(Data section)
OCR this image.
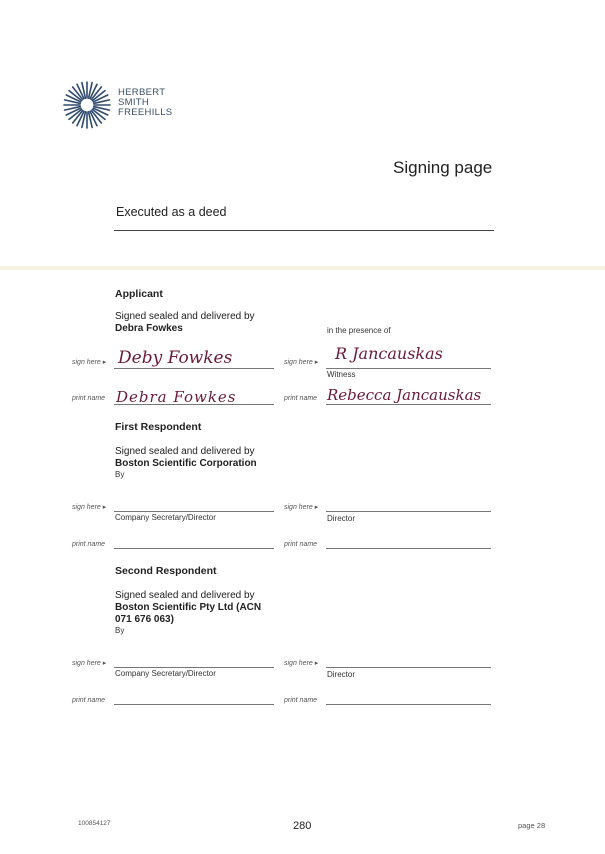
HERBERT
SMITH
FREEHILLS
Signing page
Executed as a deed
Applicant
Signed sealed and delivered by
Debra Fowkes	in the presence of
sign here ▸ Deby Fowkes	sign here ▸ R Jancauskas
Witness
print name Debra Fowkes	print name Rebecca Jancauskas
First Respondent
Signed sealed and delivered by
Boston Scientific Corporation
By
sign here ▸
Company Secretary/Director
sign here ▸
Director
print name	print name
Second Respondent
Signed sealed and delivered by
Boston Scientific Pty Ltd (ACN
071 676 063)
By
sign here ▸
Company Secretary/Director
sign here ▸
Director
print name	print name
100854127	280	page 28
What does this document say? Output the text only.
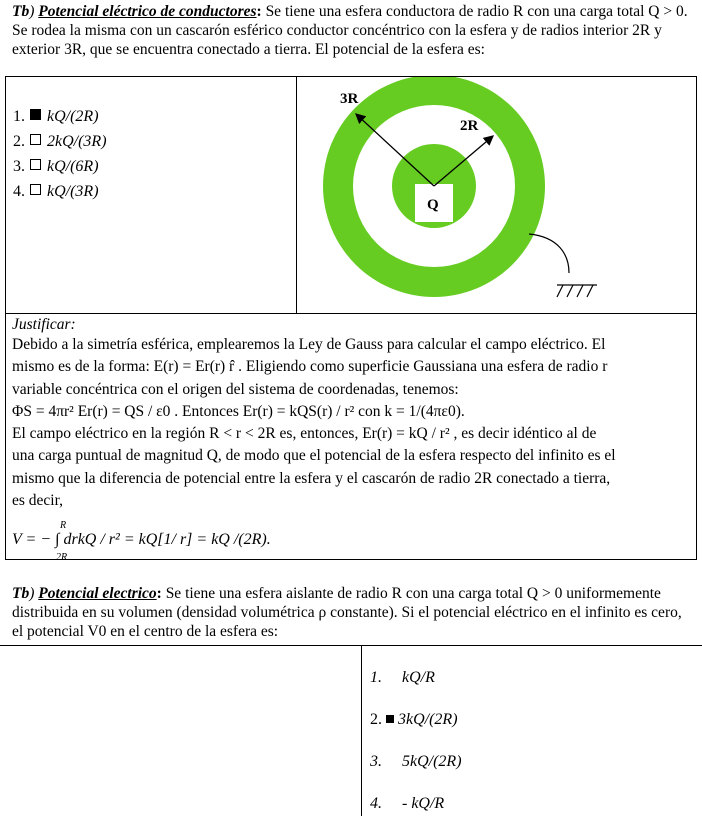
Tb) Potencial eléctrico de conductores: Se tiene una esfera conductora de radio R con una carga total Q > 0. Se rodea la misma con un cascarón esférico conductor concéntrico con la esfera y de radios interior 2R y exterior 3R, que se encuentra conectado a tierra. El potencial de la esfera es:
1. kQ/(2R)
2. 2kQ/(3R)
3. kQ/(6R)
4. kQ/(3R)
3R
2R
Q
Justificar:

Debido a la simetría esférica, emplearemos la Ley de Gauss para calcular el campo eléctrico. El

mismo es de la forma: E(r) = Er(r) r̂ . Eligiendo como superficie Gaussiana una esfera de radio r

variable concéntrica con el origen del sistema de coordenadas, tenemos:

ΦS = 4πr² Er(r) = QS / ε0 . Entonces Er(r) = kQS(r) / r² con k = 1/(4πε0).

El campo eléctrico en la región R < r < 2R es, entonces, Er(r) = kQ / r² , es decir idéntico al de

una carga puntual de magnitud Q, de modo que el potencial de la esfera respecto del infinito es el

mismo que la diferencia de potencial entre la esfera y el cascarón de radio 2R conectado a tierra,

es decir,

V = − ∫ drkQ / r² = kQ[1/ r] = kQ /(2R).
R
2R
Tb) Potencial electrico: Se tiene una esfera aislante de radio R con una carga total Q > 0 uniformemente distribuida en su volumen (densidad volumétrica ρ constante). Si el potencial eléctrico en el infinito es cero, el potencial V0 en el centro de la esfera es:
1. kQ/R
2. 3kQ/(2R)
3. 5kQ/(2R)
4. - kQ/R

(Stated task) Copy the entries above faithfully and omit every image.

(Exercise output)
OCR this image.
HERBERT
SMITH
FREEHILLS
Signing page
Executed as a deed
Applicant
Signed sealed and delivered by
Debra Fowkes	in the presence of
sign here ▸ Deby Fowkes	sign here ▸ R Jancauskas
Witness
print name Debra Fowkes	print name Rebecca Jancauskas
First Respondent
Signed sealed and delivered by
Boston Scientific Corporation
By
sign here ▸
Company Secretary/Director
sign here ▸
Director
print name	print name
Second Respondent
Signed sealed and delivered by
Boston Scientific Pty Ltd (ACN
071 676 063)
By
sign here ▸
Company Secretary/Director
sign here ▸
Director
print name	print name
100854127	280	page 28
What does this document say? Output the text only.
Tb) Potencial eléctrico de conductores: Se tiene una esfera conductora de radio R con una carga total Q > 0. Se rodea la misma con un cascarón esférico conductor concéntrico con la esfera y de radios interior 2R y exterior 3R, que se encuentra conectado a tierra. El potencial de la esfera es:
1. kQ/(2R)
2. 2kQ/(3R)
3. kQ/(6R)
4. kQ/(3R)
3R
2R
Q
Justificar:

Debido a la simetría esférica, emplearemos la Ley de Gauss para calcular el campo eléctrico. El

mismo es de la forma: E(r) = Er(r) r̂ . Eligiendo como superficie Gaussiana una esfera de radio r

variable concéntrica con el origen del sistema de coordenadas, tenemos:

ΦS = 4πr² Er(r) = QS / ε0 . Entonces Er(r) = kQS(r) / r² con k = 1/(4πε0).

El campo eléctrico en la región R < r < 2R es, entonces, Er(r) = kQ / r² , es decir idéntico al de

una carga puntual de magnitud Q, de modo que el potencial de la esfera respecto del infinito es el

mismo que la diferencia de potencial entre la esfera y el cascarón de radio 2R conectado a tierra,

es decir,

V = − ∫ drkQ / r² = kQ[1/ r] = kQ /(2R).
R
2R
Tb) Potencial electrico: Se tiene una esfera aislante de radio R con una carga total Q > 0 uniformemente distribuida en su volumen (densidad volumétrica ρ constante). Si el potencial eléctrico en el infinito es cero, el potencial V0 en el centro de la esfera es:
1. kQ/R
2. 3kQ/(2R)
3. 5kQ/(2R)
4. - kQ/R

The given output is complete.